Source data

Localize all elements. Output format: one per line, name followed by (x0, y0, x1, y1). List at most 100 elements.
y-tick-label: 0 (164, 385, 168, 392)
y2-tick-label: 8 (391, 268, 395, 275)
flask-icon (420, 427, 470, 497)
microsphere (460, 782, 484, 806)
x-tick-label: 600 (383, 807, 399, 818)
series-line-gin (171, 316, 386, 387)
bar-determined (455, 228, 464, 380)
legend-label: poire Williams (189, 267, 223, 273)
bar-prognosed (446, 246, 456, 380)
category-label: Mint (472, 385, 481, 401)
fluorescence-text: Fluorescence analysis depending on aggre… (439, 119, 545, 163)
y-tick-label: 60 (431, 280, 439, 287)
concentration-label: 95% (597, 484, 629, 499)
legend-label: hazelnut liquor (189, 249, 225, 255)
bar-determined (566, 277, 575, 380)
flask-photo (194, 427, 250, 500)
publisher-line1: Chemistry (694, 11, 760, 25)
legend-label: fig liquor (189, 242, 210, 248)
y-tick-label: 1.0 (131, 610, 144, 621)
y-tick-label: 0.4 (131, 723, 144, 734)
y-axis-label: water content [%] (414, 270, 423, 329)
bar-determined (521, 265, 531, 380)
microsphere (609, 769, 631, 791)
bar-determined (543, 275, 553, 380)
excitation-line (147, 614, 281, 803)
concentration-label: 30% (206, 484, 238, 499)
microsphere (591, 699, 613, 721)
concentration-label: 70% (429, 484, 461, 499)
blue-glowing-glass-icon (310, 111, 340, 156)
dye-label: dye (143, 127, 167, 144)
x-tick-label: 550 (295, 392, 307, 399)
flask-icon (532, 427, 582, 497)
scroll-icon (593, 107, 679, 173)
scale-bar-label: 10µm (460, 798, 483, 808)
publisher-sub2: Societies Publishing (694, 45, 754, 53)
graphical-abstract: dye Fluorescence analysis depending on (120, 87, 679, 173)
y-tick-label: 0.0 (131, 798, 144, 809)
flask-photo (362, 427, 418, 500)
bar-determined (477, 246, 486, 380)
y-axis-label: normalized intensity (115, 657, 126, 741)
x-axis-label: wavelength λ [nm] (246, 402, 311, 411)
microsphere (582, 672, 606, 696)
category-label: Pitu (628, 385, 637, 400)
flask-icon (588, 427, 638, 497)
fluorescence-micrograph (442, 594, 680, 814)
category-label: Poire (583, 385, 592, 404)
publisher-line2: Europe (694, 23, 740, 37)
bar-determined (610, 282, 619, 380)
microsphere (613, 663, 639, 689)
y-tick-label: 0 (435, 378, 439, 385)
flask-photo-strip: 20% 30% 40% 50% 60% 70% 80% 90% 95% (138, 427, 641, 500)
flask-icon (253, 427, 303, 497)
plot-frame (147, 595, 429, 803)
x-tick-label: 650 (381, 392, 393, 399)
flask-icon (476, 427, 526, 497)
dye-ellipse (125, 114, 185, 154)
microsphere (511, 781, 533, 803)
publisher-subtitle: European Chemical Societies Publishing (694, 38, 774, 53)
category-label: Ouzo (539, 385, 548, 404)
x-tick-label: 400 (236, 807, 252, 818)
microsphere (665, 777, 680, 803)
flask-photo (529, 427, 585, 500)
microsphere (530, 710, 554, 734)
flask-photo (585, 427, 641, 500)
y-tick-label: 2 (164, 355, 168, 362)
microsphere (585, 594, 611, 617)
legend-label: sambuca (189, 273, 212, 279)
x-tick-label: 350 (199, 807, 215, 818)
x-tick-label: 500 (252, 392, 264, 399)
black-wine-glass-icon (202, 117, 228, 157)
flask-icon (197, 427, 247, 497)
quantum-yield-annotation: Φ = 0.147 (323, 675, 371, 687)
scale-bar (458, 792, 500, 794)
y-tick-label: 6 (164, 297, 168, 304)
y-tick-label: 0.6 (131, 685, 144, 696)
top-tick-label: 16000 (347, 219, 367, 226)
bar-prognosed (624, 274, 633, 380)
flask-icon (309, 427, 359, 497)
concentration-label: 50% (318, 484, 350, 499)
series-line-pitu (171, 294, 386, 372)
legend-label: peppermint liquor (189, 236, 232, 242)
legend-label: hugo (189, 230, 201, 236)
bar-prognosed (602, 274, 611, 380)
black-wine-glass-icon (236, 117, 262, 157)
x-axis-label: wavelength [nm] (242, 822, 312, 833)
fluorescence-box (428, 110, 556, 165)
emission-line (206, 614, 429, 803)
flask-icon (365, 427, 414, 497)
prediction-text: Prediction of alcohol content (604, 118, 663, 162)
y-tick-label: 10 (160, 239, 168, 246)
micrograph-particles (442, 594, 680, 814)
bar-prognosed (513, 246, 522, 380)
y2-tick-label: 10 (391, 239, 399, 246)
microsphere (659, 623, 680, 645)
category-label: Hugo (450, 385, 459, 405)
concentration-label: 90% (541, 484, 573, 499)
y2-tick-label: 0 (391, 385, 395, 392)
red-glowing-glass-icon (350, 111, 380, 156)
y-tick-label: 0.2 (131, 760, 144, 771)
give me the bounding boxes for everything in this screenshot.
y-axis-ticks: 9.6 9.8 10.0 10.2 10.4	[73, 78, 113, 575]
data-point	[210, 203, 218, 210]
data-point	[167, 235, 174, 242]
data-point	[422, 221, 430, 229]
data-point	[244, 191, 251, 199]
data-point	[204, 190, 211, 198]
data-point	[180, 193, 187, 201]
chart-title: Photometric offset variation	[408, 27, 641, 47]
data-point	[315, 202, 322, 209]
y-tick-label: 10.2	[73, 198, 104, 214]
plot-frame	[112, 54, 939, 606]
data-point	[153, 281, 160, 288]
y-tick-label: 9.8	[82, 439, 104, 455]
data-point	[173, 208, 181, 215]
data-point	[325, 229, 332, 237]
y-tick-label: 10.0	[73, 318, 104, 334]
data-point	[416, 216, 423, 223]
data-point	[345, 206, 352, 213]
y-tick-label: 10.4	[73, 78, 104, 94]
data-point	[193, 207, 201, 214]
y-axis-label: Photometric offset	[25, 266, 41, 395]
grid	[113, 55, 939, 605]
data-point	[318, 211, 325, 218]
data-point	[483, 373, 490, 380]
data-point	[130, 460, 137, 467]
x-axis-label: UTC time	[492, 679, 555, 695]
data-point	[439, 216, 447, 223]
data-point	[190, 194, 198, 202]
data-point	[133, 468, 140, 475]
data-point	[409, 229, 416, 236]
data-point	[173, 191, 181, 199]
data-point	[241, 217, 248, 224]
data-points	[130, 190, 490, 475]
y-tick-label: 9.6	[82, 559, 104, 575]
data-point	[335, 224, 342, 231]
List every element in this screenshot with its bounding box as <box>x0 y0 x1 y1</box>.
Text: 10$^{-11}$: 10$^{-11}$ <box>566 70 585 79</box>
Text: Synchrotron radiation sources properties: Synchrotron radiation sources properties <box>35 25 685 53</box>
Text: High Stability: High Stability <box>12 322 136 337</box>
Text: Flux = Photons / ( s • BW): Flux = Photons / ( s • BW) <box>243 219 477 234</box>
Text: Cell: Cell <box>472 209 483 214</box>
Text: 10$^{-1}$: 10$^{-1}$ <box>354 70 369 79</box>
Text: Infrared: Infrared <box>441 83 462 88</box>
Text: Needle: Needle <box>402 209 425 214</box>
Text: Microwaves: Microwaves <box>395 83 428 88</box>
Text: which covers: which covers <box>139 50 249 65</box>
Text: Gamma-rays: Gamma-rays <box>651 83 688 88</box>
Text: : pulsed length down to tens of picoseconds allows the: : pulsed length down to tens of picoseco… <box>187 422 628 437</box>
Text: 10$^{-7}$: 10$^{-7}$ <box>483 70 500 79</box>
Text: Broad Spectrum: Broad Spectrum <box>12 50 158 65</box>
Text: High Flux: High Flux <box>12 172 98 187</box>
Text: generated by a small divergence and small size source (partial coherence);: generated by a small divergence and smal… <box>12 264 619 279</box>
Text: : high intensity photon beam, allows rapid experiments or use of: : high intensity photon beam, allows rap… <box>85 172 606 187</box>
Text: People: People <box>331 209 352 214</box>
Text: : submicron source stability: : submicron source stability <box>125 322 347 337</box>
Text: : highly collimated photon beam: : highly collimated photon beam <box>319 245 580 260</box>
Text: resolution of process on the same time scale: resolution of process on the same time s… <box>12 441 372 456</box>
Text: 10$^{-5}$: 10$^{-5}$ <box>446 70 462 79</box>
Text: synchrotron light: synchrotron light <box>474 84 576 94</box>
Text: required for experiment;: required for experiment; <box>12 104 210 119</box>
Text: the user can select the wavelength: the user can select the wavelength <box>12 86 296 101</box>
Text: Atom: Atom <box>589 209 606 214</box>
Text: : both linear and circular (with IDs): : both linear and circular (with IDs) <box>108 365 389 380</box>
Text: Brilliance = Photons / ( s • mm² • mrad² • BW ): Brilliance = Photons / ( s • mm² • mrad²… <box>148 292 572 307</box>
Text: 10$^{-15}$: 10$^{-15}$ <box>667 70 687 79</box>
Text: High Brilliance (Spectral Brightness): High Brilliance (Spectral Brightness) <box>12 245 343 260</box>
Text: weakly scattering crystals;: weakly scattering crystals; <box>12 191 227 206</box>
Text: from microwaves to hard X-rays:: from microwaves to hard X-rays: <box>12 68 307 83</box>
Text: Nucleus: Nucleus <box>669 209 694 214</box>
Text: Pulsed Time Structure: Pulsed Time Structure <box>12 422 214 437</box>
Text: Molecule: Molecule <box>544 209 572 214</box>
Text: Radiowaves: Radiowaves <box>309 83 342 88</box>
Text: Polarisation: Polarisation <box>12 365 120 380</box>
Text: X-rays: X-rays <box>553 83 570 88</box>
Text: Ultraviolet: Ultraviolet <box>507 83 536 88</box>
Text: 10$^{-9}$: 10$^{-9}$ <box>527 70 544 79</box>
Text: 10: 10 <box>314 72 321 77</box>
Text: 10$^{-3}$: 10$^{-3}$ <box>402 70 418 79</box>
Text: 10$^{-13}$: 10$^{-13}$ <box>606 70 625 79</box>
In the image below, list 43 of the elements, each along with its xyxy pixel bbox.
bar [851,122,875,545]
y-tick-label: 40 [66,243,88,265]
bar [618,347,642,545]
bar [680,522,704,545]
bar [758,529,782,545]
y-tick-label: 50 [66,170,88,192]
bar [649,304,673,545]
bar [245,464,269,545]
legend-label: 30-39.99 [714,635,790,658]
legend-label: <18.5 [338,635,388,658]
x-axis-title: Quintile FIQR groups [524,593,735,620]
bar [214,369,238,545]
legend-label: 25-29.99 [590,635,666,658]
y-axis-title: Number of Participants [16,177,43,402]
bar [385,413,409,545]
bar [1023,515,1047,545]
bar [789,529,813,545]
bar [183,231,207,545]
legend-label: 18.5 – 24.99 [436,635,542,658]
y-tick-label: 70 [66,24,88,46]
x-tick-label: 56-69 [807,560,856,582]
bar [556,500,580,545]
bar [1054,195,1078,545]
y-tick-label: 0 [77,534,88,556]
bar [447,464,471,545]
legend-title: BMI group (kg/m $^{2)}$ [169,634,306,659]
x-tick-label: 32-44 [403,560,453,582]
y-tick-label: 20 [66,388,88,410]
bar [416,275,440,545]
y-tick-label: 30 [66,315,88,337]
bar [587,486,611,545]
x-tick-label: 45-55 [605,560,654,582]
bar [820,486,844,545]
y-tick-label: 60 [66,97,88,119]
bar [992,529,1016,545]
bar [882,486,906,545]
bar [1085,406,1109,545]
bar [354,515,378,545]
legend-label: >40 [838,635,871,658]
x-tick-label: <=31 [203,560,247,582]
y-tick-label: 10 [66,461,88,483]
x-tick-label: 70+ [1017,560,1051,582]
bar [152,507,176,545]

* Task instructions
Reproduce the source data verbatim, from the first line through the line containing "concentration-label: 95% (597, 484, 629, 499)", inclusive.

* Full answer
Localize all elements. Output format: one per line, name followed by (x0, y0, x1, y1). List at most 100 elements.
y-tick-label: 0 (164, 385, 168, 392)
y2-tick-label: 8 (391, 268, 395, 275)
flask-icon (420, 427, 470, 497)
microsphere (460, 782, 484, 806)
x-tick-label: 600 (383, 807, 399, 818)
series-line-gin (171, 316, 386, 387)
bar-determined (455, 228, 464, 380)
legend-label: poire Williams (189, 267, 223, 273)
bar-prognosed (446, 246, 456, 380)
category-label: Mint (472, 385, 481, 401)
fluorescence-text: Fluorescence analysis depending on aggre… (439, 119, 545, 163)
y-tick-label: 60 (431, 280, 439, 287)
concentration-label: 95% (597, 484, 629, 499)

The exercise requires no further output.